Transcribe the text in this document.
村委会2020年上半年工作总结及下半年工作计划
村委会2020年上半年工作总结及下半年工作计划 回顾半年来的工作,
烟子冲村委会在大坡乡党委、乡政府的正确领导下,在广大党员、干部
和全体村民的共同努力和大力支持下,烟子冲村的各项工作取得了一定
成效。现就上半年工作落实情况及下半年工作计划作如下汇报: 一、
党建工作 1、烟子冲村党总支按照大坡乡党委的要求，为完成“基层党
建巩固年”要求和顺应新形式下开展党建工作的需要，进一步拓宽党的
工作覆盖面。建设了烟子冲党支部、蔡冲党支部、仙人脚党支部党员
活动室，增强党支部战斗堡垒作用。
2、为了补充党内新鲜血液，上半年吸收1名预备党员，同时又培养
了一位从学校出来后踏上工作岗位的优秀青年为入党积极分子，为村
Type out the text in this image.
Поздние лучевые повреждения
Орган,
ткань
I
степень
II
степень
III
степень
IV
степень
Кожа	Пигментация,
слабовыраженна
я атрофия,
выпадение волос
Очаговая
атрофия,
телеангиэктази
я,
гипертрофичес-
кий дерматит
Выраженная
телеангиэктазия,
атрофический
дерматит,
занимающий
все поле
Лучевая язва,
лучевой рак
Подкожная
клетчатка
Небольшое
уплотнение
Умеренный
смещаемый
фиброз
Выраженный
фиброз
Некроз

=-=-=-=-=

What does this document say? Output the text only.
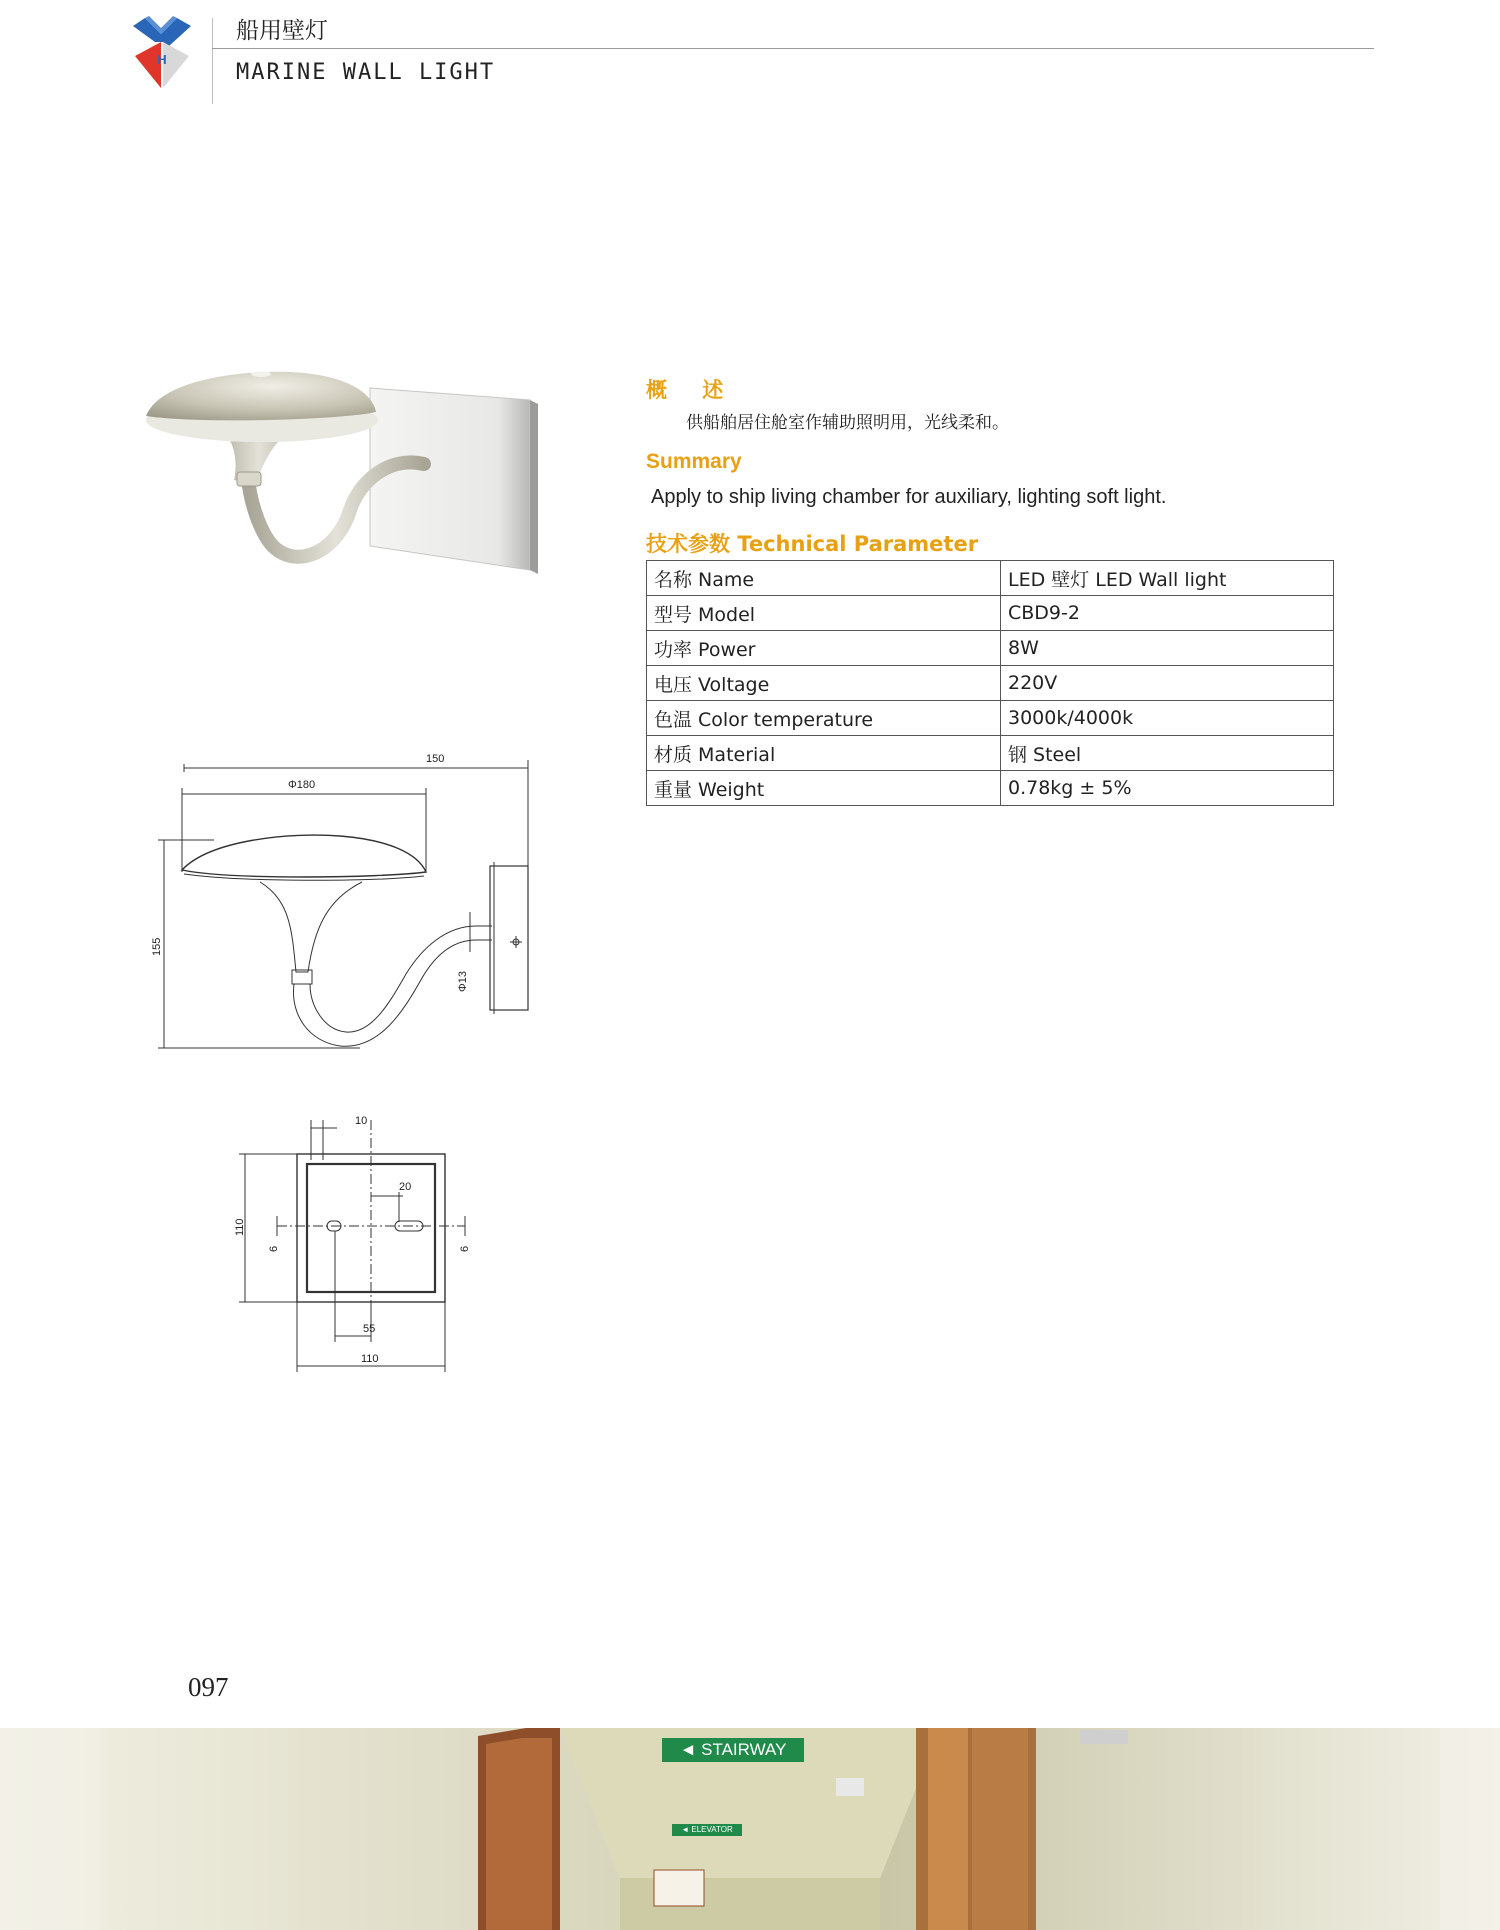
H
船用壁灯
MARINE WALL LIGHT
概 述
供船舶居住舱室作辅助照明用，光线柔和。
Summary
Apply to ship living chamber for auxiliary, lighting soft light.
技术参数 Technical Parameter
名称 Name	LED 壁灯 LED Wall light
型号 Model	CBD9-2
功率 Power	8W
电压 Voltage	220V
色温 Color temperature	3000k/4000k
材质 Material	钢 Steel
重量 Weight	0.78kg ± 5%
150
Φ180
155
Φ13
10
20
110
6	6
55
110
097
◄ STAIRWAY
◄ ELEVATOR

=-=-=-=-=

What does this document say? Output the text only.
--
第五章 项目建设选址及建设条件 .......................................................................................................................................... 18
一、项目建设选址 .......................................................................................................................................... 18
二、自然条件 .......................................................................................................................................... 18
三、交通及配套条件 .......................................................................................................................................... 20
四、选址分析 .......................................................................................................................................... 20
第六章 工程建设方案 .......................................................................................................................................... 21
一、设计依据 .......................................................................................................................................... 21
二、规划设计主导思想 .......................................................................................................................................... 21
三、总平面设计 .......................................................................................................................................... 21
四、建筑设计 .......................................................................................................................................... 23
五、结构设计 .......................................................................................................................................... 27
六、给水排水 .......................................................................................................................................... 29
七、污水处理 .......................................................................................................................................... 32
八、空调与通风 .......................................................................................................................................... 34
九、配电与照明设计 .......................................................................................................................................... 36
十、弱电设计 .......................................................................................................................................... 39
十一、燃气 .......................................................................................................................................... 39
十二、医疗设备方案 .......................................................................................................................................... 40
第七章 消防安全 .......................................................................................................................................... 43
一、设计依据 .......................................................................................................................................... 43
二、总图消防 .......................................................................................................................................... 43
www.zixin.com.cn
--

=-=-=-=-=

**Task goal:** Looking at the records above, work out how many lines include the string "text". Give the number and nothing else.

**Result of this task:** 4